**WORK TASK A**
Reproduce the stretch of the Modderpoel bucket system article from "The bucket system probably" through "buckets as toilets.", word for word.
**WORK TASK B**
Continue the article about the bucket system in Modderpoel, picking up right after its last sentence.

Bucket system alive and well in Modderpoel
“Almost 20 years of freedom and democracy, and we are still stuck with a system from apartheid,” says Katriena Baadjies,resident of Modderpoel in Victoria West.
The bucket system probably one of the most undignified, unsanitary, unhygienic,and inhumane systems in South Africa. The system presents a severe health risk to those who use them and to those who transport them.
Because of its smell, it attracts flies and associated health risks.
The South African Human Rights Commission says that the bucket system is a human rights violation and that the government must come up with a sanitation plan that immediately eradicates the use of buckets as toilets.
The bucket system is used by more than 500 households in Victoria West.
“The system is especially dangerous to us as elderly people because we have to go out at night. We could be killed or raped,” says Else Tietties, a 55-year-old from the community.

**Structured page parsing data**

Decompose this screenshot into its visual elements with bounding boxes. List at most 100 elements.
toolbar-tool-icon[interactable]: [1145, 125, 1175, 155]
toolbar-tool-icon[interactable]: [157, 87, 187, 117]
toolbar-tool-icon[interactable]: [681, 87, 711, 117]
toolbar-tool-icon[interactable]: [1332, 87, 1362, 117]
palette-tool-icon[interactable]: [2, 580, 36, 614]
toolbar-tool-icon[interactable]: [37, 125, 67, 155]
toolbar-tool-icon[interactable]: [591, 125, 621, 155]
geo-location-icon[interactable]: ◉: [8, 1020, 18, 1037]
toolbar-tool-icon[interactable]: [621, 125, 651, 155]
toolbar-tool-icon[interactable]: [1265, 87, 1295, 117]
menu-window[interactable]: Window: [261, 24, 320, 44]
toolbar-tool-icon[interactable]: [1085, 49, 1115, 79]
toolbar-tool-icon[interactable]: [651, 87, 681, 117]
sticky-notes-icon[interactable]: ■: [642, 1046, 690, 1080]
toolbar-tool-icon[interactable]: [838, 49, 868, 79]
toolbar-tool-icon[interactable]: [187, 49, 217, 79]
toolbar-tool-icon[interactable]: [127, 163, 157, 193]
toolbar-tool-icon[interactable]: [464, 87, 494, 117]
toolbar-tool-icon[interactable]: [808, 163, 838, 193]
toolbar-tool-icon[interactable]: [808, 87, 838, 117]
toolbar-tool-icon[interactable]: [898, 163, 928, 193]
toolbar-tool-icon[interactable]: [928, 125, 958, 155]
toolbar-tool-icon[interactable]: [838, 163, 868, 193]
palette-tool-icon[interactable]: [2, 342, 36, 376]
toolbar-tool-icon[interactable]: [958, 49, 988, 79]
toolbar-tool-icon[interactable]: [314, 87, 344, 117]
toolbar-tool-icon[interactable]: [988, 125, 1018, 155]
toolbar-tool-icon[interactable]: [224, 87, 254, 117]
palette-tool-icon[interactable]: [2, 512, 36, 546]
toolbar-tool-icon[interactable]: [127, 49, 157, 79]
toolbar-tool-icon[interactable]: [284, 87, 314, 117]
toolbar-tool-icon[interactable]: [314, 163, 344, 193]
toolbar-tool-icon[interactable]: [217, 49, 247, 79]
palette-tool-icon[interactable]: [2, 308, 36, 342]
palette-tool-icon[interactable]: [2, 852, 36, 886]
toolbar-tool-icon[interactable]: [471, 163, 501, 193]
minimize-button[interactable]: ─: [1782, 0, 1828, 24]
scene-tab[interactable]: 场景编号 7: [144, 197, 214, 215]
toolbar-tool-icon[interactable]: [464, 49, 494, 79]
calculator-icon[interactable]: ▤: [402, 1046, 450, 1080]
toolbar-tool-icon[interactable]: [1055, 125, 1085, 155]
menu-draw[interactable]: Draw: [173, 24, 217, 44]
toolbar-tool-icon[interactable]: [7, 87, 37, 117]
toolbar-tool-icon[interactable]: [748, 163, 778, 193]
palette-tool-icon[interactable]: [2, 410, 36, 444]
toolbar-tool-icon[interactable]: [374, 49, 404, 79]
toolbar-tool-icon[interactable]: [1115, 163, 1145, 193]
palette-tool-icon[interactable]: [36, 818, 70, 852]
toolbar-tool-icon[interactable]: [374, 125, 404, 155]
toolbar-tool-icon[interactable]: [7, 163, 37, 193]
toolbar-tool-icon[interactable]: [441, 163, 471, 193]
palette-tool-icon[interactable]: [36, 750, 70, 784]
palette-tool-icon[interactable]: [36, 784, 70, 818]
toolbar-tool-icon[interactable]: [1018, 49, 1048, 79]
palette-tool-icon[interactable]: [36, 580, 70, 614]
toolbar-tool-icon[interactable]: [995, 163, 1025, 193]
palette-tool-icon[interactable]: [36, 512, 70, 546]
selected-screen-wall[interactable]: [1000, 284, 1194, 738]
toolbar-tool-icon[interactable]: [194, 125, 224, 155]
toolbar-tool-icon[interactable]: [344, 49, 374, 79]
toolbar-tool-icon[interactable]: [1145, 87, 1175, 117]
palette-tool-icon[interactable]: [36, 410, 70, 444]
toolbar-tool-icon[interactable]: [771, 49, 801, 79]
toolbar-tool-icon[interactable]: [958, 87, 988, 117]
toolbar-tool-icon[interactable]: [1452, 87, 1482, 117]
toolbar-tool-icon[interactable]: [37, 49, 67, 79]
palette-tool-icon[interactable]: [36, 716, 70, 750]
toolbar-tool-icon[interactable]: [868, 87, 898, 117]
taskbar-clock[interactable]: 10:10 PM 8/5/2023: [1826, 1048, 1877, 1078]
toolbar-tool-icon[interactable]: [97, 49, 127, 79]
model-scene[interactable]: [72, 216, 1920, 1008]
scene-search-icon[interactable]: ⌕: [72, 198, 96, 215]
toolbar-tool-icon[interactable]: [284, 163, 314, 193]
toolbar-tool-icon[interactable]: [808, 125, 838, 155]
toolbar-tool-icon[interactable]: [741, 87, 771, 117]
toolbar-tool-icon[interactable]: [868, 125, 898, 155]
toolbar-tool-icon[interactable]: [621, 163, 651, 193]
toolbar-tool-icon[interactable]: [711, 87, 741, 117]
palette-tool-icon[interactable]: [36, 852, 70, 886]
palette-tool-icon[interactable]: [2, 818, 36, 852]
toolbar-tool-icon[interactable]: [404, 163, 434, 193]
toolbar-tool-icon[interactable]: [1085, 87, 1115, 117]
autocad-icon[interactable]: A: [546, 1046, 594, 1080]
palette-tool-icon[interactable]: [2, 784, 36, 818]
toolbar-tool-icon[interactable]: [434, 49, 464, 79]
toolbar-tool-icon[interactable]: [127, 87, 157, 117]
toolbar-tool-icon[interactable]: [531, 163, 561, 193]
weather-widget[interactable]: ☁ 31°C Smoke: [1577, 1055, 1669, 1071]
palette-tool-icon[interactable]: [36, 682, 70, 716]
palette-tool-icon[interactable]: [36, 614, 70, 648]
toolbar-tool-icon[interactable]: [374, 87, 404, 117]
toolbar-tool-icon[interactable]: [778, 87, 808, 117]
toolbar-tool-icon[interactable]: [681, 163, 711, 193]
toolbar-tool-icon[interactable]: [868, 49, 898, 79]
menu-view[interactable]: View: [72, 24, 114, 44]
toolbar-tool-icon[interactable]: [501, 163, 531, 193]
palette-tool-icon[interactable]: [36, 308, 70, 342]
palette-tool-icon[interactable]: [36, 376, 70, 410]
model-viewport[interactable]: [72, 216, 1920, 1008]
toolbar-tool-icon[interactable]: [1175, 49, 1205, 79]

**OUTPUT A**
The bucket system probably one of the most undignified, unsanitary, unhygienic,and inhumane systems in South Africa. The system presents a severe health risk to those who use them and to those who transport them.
Because of its smell, it attracts flies and associated health risks.
The South African Human Rights Commission says that the bucket system is a human rights violation and that the government must come up with a sanitation plan that immediately eradicates the use of buckets as toilets.

**OUTPUT B**
“The system also gives infections to us as woman,” says Sandra Karelse.
The National bucket sanitation replacement programme, aimed at replacing all bucket toilets in informal settlements in South Africa, started in February 2005 and was aimed at eradicating all the buckets by December 2007.
The Minister of Co-operative Governance, Richard Baloyi, said last week that he thought the bucket system was long gone, but the fact that it lived on came to his attention recently when he was assessing the state of sanitation.
He said there were areas where there was not even a record of a single toilet in a community.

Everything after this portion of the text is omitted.